### WRITTEN INSTRUCTION
State only the number of lines that include "Beitrag".
* * *
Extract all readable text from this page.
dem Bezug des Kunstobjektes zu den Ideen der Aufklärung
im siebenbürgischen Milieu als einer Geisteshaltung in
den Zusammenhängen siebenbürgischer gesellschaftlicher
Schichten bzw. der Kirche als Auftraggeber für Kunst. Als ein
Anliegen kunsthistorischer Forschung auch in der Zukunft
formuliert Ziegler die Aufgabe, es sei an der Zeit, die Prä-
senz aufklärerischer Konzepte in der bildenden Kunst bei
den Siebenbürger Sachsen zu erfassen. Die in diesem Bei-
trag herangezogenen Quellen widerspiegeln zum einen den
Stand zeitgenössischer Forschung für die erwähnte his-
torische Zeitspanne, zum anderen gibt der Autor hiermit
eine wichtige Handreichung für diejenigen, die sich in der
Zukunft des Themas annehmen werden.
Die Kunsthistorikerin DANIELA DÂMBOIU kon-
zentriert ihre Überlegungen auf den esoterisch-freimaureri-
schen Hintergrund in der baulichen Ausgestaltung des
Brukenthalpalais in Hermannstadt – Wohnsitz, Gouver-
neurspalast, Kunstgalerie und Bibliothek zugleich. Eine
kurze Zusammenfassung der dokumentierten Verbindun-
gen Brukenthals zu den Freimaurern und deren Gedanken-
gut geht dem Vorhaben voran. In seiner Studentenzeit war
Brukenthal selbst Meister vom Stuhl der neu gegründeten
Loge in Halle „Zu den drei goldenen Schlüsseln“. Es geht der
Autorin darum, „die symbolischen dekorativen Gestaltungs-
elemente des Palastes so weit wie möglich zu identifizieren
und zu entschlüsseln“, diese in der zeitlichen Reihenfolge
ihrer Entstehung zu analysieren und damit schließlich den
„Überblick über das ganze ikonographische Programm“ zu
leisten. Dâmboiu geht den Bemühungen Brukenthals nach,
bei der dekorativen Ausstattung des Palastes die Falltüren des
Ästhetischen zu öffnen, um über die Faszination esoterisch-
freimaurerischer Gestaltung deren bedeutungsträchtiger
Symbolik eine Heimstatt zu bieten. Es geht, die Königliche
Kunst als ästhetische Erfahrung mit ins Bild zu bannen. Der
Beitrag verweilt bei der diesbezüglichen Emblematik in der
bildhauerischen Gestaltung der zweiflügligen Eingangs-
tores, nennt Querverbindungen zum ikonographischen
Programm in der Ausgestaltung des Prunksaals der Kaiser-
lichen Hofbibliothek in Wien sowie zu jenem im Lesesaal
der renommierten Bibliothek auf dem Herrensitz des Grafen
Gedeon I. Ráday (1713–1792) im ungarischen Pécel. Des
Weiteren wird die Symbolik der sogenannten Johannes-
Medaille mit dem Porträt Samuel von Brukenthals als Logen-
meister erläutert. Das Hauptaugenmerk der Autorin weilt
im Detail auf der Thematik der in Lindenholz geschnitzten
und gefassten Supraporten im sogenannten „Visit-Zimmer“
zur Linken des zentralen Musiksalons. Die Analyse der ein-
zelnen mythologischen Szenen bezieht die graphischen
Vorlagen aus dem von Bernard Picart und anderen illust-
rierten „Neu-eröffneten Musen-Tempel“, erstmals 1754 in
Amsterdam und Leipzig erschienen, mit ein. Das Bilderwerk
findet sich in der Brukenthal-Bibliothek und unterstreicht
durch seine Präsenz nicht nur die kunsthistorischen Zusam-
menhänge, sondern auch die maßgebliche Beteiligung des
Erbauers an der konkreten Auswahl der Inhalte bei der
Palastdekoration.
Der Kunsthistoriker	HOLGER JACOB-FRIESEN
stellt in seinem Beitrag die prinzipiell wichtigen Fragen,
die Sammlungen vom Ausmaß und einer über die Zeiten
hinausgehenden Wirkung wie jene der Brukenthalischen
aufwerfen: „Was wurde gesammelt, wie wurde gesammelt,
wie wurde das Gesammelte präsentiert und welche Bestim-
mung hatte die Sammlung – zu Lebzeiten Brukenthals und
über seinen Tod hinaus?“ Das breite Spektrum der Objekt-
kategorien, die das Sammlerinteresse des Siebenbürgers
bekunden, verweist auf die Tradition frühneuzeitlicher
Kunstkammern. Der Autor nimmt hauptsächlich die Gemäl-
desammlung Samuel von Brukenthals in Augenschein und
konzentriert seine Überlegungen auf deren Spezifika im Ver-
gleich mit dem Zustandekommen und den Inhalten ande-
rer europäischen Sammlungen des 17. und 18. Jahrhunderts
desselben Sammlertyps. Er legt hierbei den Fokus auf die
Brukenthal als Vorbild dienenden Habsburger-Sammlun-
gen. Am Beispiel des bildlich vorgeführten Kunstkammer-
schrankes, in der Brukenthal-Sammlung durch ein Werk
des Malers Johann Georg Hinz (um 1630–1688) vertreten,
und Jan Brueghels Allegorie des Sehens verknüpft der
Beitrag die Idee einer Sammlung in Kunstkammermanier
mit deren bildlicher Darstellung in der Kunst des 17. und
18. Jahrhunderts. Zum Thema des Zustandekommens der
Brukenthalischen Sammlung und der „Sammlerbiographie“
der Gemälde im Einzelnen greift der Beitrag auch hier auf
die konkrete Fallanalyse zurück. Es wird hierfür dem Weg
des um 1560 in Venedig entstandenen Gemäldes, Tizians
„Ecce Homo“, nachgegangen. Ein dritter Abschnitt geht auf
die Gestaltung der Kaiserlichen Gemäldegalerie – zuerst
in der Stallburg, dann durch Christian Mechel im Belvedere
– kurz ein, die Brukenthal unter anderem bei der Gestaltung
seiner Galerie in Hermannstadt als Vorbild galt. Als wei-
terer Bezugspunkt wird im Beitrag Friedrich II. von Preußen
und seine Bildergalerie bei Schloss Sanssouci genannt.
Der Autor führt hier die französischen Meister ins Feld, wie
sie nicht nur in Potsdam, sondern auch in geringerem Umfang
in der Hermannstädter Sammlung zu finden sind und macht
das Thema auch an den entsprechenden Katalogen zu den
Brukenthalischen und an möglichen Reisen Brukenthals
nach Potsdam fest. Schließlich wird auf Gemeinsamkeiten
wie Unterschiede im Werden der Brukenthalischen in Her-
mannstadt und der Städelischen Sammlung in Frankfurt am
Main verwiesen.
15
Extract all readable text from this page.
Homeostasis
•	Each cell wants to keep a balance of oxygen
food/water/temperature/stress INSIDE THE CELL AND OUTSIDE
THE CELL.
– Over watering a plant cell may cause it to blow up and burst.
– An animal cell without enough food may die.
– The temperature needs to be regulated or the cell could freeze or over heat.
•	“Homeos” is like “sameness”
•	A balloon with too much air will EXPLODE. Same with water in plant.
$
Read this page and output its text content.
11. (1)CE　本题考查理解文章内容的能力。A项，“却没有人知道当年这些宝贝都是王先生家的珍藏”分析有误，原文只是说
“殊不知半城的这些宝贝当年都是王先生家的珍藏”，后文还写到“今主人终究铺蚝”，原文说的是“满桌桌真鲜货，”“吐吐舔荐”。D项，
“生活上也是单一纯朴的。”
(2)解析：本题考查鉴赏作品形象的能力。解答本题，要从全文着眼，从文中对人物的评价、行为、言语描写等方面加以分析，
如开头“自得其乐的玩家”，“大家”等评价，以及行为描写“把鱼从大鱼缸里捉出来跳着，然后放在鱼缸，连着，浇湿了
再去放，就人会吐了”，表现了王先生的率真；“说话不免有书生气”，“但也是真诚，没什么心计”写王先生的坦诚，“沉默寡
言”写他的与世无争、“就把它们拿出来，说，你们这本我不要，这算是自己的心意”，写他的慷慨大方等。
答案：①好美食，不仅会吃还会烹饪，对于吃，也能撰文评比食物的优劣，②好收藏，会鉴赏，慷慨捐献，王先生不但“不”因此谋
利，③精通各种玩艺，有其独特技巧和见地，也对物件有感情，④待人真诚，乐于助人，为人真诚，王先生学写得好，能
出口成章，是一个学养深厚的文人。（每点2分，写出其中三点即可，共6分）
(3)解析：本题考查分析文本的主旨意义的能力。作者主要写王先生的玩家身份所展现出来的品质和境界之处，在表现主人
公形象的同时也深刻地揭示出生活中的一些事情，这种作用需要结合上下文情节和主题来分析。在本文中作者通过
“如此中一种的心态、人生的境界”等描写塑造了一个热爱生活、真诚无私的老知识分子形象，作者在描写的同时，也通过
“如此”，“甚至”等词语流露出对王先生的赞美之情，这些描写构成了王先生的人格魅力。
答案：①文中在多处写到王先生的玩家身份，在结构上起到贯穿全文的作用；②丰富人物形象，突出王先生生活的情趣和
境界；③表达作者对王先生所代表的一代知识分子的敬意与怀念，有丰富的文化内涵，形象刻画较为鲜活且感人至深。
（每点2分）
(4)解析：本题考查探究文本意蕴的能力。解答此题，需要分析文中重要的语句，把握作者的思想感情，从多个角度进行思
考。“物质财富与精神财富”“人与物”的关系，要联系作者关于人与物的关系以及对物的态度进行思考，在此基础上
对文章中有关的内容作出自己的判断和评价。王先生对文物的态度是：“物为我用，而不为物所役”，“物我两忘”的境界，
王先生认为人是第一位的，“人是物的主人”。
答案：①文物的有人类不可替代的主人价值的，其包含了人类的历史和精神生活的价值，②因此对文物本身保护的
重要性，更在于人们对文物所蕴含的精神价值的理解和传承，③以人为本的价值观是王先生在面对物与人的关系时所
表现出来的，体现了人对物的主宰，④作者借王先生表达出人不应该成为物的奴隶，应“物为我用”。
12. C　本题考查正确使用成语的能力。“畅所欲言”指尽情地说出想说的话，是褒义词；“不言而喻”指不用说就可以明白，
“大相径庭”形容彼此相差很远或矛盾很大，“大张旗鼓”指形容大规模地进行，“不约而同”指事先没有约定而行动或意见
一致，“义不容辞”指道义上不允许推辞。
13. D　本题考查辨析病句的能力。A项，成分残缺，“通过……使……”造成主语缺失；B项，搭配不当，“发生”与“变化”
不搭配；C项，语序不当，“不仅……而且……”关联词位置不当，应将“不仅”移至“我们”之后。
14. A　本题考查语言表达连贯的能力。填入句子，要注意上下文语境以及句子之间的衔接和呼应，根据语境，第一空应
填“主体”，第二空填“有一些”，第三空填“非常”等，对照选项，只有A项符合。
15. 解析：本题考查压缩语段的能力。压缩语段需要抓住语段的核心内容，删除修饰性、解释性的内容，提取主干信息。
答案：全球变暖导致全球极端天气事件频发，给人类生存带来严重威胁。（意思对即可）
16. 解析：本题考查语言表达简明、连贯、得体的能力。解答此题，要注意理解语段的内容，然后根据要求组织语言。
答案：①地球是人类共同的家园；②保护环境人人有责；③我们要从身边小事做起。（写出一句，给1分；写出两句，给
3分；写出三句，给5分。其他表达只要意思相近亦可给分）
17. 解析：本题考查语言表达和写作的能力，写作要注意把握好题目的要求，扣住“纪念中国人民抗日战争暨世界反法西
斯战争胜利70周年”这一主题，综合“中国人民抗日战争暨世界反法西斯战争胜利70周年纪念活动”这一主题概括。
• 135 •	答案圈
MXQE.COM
* * *
### RESULT FOR THIS EXERCISE
5